• Work required:
Return each line of the data below verbatim; pictures are to be left out.

• Data for this task:
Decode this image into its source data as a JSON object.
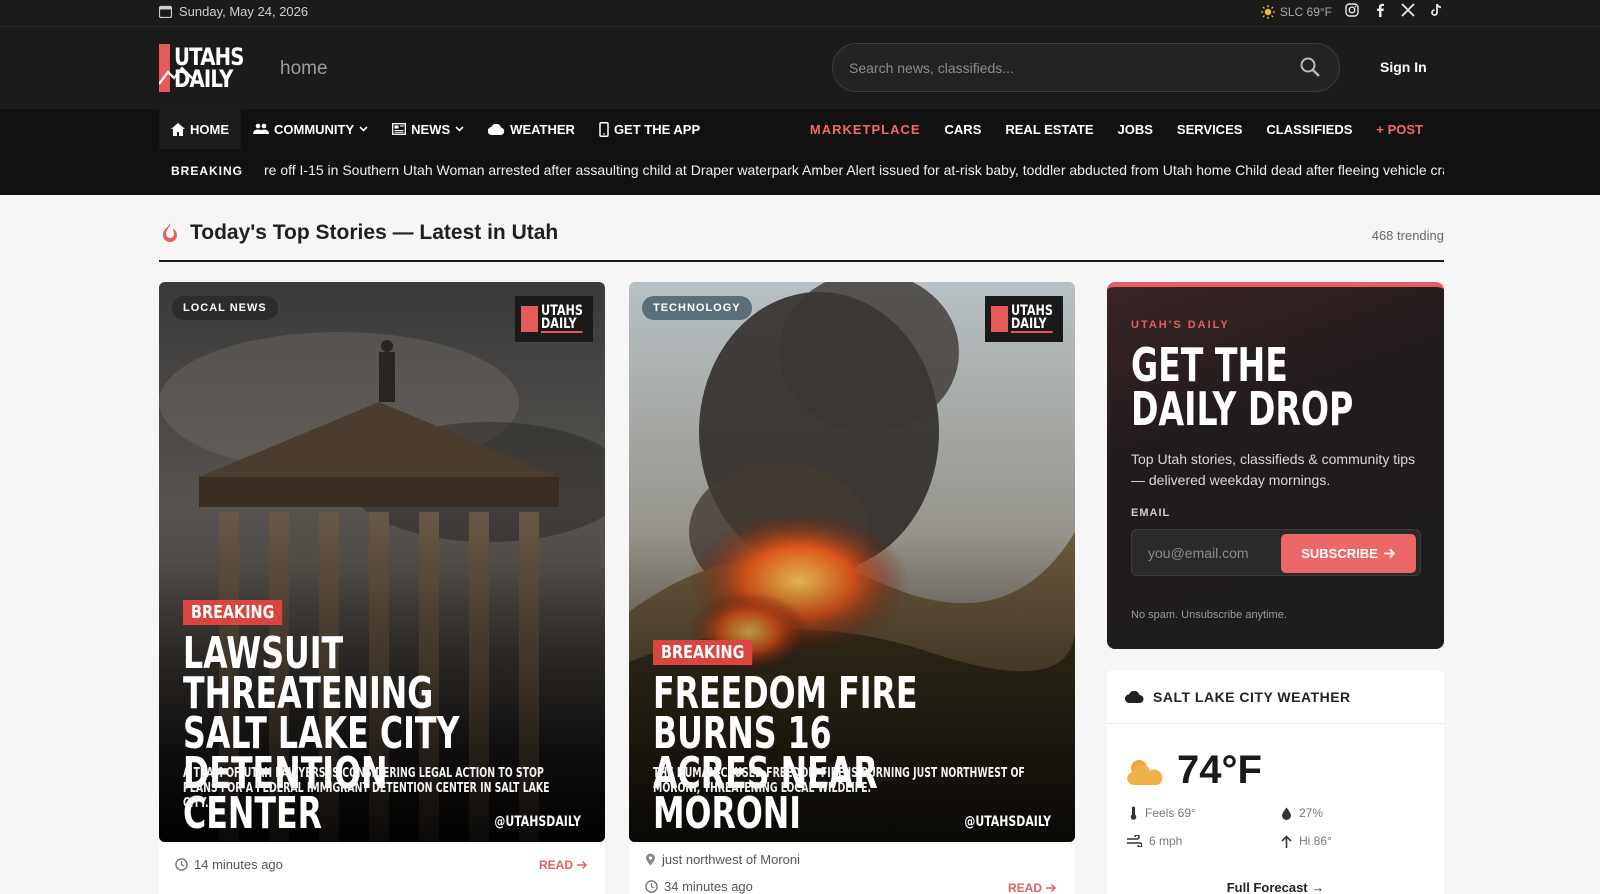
{
  "topbar": {
    "date": "Sunday, May 24, 2026",
    "weather": "SLC 69°F",
    "social": [
      "instagram-icon",
      "facebook-icon",
      "x-icon",
      "tiktok-icon"
    ]
  },
  "header": {
    "logo_line1": "UTAHS",
    "logo_line2": "DAILY",
    "page_label": "home",
    "search_placeholder": "Search news, classifieds...",
    "sign_in": "Sign In"
  },
  "nav": {
    "left": [
      {
        "label": "HOME",
        "icon": "house-icon"
      },
      {
        "label": "COMMUNITY",
        "icon": "people-icon",
        "dropdown": true
      },
      {
        "label": "NEWS",
        "icon": "newspaper-icon",
        "dropdown": true
      },
      {
        "label": "WEATHER",
        "icon": "cloud-icon"
      },
      {
        "label": "GET THE APP",
        "icon": "phone-icon"
      }
    ],
    "right": [
      "MARKETPLACE",
      "CARS",
      "REAL ESTATE",
      "JOBS",
      "SERVICES",
      "CLASSIFIEDS",
      "+ POST"
    ]
  },
  "ticker": {
    "label": "BREAKING",
    "text": "re off I-15 in Southern Utah   Woman arrested after assaulting child at Draper waterpark   Amber Alert issued for at-risk baby, toddler abducted from Utah home   Child dead after fleeing vehicle crashe"
  },
  "section": {
    "title": "Today's Top Stories — Latest in Utah",
    "trending": "468 trending"
  },
  "stories": [
    {
      "category": "LOCAL NEWS",
      "logo_line1": "UTAHS",
      "logo_line2": "DAILY",
      "tag": "BREAKING",
      "headline_1": "Lawsuit threatening",
      "headline_2": "Salt Lake City",
      "headline_3": "detention center",
      "dek": "A team of Utah lawyers is considering legal action to stop plans for a federal immigrant detention center in Salt Lake City.",
      "handle": "@UTAHSDAILY",
      "time": "14 minutes ago",
      "read": "READ"
    },
    {
      "category": "TECHNOLOGY",
      "logo_line1": "UTAHS",
      "logo_line2": "DAILY",
      "tag": "BREAKING",
      "headline_1": "Freedom Fire burns 16",
      "headline_2": "acres near Moroni",
      "dek": "The human-caused Freedom Fire is burning just northwest of Moroni, threatening local wildlife.",
      "handle": "@UTAHSDAILY",
      "location": "just northwest of Moroni",
      "time": "34 minutes ago",
      "read": "READ"
    }
  ],
  "newsletter": {
    "kicker": "UTAH'S DAILY",
    "title_1": "GET THE",
    "title_2": "DAILY DROP",
    "desc": "Top Utah stories, classifieds & community tips — delivered weekday mornings.",
    "email_label": "EMAIL",
    "email_placeholder": "you@email.com",
    "subscribe": "SUBSCRIBE",
    "nospam": "No spam. Unsubscribe anytime."
  },
  "weather": {
    "title": "SALT LAKE CITY WEATHER",
    "temp": "74°F",
    "feels": "Feels 69°",
    "humidity": "27%",
    "wind": "6 mph",
    "high": "Hi 86°",
    "forecast": "Full Forecast"
  },
  "colors": {
    "accent": "#e65f5f",
    "dark": "#1b1b1b",
    "breaking": "#d9463f"
  }
}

• Answer to the task:
Decode this image into its source data as a JSON object.
{
  "topbar": {
    "date": "Sunday, May 24, 2026",
    "weather": "SLC 69°F",
    "social": [
      "instagram-icon",
      "facebook-icon",
      "x-icon",
      "tiktok-icon"
    ]
  },
  "header": {
    "logo_line1": "UTAHS",
    "logo_line2": "DAILY",
    "page_label": "home",
    "search_placeholder": "Search news, classifieds...",
    "sign_in": "Sign In"
  },
  "nav": {
    "left": [
      {
        "label": "HOME",
        "icon": "house-icon"
      },
      {
        "label": "COMMUNITY",
        "icon": "people-icon",
        "dropdown": true
      },
      {
        "label": "NEWS",
        "icon": "newspaper-icon",
        "dropdown": true
      },
      {
        "label": "WEATHER",
        "icon": "cloud-icon"
      },
      {
        "label": "GET THE APP",
        "icon": "phone-icon"
      }
    ],
    "right": [
      "MARKETPLACE",
      "CARS",
      "REAL ESTATE",
      "JOBS",
      "SERVICES",
      "CLASSIFIEDS",
      "+ POST"
    ]
  },
  "ticker": {
    "label": "BREAKING",
    "text": "re off I-15 in Southern Utah   Woman arrested after assaulting child at Draper waterpark   Amber Alert issued for at-risk baby, toddler abducted from Utah home   Child dead after fleeing vehicle crashe"
  },
  "section": {
    "title": "Today's Top Stories — Latest in Utah",
    "trending": "468 trending"
  },
  "stories": [
    {
      "category": "LOCAL NEWS",
      "logo_line1": "UTAHS",
      "logo_line2": "DAILY",
      "tag": "BREAKING",
      "headline_1": "Lawsuit threatening",
      "headline_2": "Salt Lake City",
      "headline_3": "detention center",
      "dek": "A team of Utah lawyers is considering legal action to stop plans for a federal immigrant detention center in Salt Lake City.",
      "handle": "@UTAHSDAILY",
      "time": "14 minutes ago",
      "read": "READ"
    },
    {
      "category": "TECHNOLOGY",
      "logo_line1": "UTAHS",
      "logo_line2": "DAILY",
      "tag": "BREAKING",
      "headline_1": "Freedom Fire burns 16",
      "headline_2": "acres near Moroni",
      "dek": "The human-caused Freedom Fire is burning just northwest of Moroni, threatening local wildlife.",
      "handle": "@UTAHSDAILY",
      "location": "just northwest of Moroni",
      "time": "34 minutes ago",
      "read": "READ"
    }
  ],
  "newsletter": {
    "kicker": "UTAH'S DAILY",
    "title_1": "GET THE",
    "title_2": "DAILY DROP",
    "desc": "Top Utah stories, classifieds & community tips — delivered weekday mornings.",
    "email_label": "EMAIL",
    "email_placeholder": "you@email.com",
    "subscribe": "SUBSCRIBE",
    "nospam": "No spam. Unsubscribe anytime."
  },
  "weather": {
    "title": "SALT LAKE CITY WEATHER",
    "temp": "74°F",
    "feels": "Feels 69°",
    "humidity": "27%",
    "wind": "6 mph",
    "high": "Hi 86°",
    "forecast": "Full Forecast"
  },
  "colors": {
    "accent": "#e65f5f",
    "dark": "#1b1b1b",
    "breaking": "#d9463f"
  }
}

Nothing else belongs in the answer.